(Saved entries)
^^^^^^^^^^^^^^^^
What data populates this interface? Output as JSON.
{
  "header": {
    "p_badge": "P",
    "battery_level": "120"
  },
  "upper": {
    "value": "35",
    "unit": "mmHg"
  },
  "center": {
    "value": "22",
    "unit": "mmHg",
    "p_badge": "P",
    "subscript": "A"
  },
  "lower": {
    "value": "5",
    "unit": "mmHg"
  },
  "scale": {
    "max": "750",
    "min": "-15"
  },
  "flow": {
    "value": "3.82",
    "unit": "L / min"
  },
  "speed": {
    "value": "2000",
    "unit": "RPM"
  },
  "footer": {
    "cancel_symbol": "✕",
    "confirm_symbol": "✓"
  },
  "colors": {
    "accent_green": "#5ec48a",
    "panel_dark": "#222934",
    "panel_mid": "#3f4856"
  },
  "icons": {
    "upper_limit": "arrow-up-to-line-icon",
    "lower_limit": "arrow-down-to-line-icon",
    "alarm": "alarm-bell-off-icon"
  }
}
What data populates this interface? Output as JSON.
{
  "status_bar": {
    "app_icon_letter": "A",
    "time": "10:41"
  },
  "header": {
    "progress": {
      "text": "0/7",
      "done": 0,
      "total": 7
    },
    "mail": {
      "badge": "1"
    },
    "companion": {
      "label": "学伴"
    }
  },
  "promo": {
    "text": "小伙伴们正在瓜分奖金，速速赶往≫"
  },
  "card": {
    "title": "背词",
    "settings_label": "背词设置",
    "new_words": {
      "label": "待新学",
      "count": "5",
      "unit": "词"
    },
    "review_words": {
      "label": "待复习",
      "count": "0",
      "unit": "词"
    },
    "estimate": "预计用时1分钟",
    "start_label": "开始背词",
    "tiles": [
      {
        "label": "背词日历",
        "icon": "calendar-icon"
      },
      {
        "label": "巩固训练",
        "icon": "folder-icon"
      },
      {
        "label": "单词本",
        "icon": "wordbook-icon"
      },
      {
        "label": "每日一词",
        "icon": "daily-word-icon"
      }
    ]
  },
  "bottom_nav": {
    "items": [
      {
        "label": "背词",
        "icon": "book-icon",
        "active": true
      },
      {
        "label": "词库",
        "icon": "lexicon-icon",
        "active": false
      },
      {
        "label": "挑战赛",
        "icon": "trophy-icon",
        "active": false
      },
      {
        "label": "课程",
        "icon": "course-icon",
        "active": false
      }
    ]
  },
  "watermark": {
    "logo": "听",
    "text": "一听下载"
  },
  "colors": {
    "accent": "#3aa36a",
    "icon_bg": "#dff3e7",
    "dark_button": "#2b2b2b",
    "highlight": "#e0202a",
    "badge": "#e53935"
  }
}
^^^^^^^^^^^^^^^^
### Given exercise
Repeat every record exactly as written, please.

### Solution to the exercise
What data populates this interface? Output as JSON.
{
  "header": {
    "p_badge": "P",
    "battery_level": "120"
  },
  "upper": {
    "value": "35",
    "unit": "mmHg"
  },
  "center": {
    "value": "22",
    "unit": "mmHg",
    "p_badge": "P",
    "subscript": "A"
  },
  "lower": {
    "value": "5",
    "unit": "mmHg"
  },
  "scale": {
    "max": "750",
    "min": "-15"
  },
  "flow": {
    "value": "3.82",
    "unit": "L / min"
  },
  "speed": {
    "value": "2000",
    "unit": "RPM"
  },
  "footer": {
    "cancel_symbol": "✕",
    "confirm_symbol": "✓"
  },
  "colors": {
    "accent_green": "#5ec48a",
    "panel_dark": "#222934",
    "panel_mid": "#3f4856"
  },
  "icons": {
    "upper_limit": "arrow-up-to-line-icon",
    "lower_limit": "arrow-down-to-line-icon",
    "alarm": "alarm-bell-off-icon"
  }
}
What data populates this interface? Output as JSON.
{
  "status_bar": {
    "app_icon_letter": "A",
    "time": "10:41"
  },
  "header": {
    "progress": {
      "text": "0/7",
      "done": 0,
      "total": 7
    },
    "mail": {
      "badge": "1"
    },
    "companion": {
      "label": "学伴"
    }
  },
  "promo": {
    "text": "小伙伴们正在瓜分奖金，速速赶往≫"
  },
  "card": {
    "title": "背词",
    "settings_label": "背词设置",
    "new_words": {
      "label": "待新学",
      "count": "5",
      "unit": "词"
    },
    "review_words": {
      "label": "待复习",
      "count": "0",
      "unit": "词"
    },
    "estimate": "预计用时1分钟",
    "start_label": "开始背词",
    "tiles": [
      {
        "label": "背词日历",
        "icon": "calendar-icon"
      },
      {
        "label": "巩固训练",
        "icon": "folder-icon"
      },
      {
        "label": "单词本",
        "icon": "wordbook-icon"
      },
      {
        "label": "每日一词",
        "icon": "daily-word-icon"
      }
    ]
  },
  "bottom_nav": {
    "items": [
      {
        "label": "背词",
        "icon": "book-icon",
        "active": true
      },
      {
        "label": "词库",
        "icon": "lexicon-icon",
        "active": false
      },
      {
        "label": "挑战赛",
        "icon": "trophy-icon",
        "active": false
      },
      {
        "label": "课程",
        "icon": "course-icon",
        "active": false
      }
    ]
  },
  "watermark": {
    "logo": "听",
    "text": "一听下载"
  },
  "colors": {
    "accent": "#3aa36a",
    "icon_bg": "#dff3e7",
    "dark_button": "#2b2b2b",
    "highlight": "#e0202a",
    "badge": "#e53935"
  }
}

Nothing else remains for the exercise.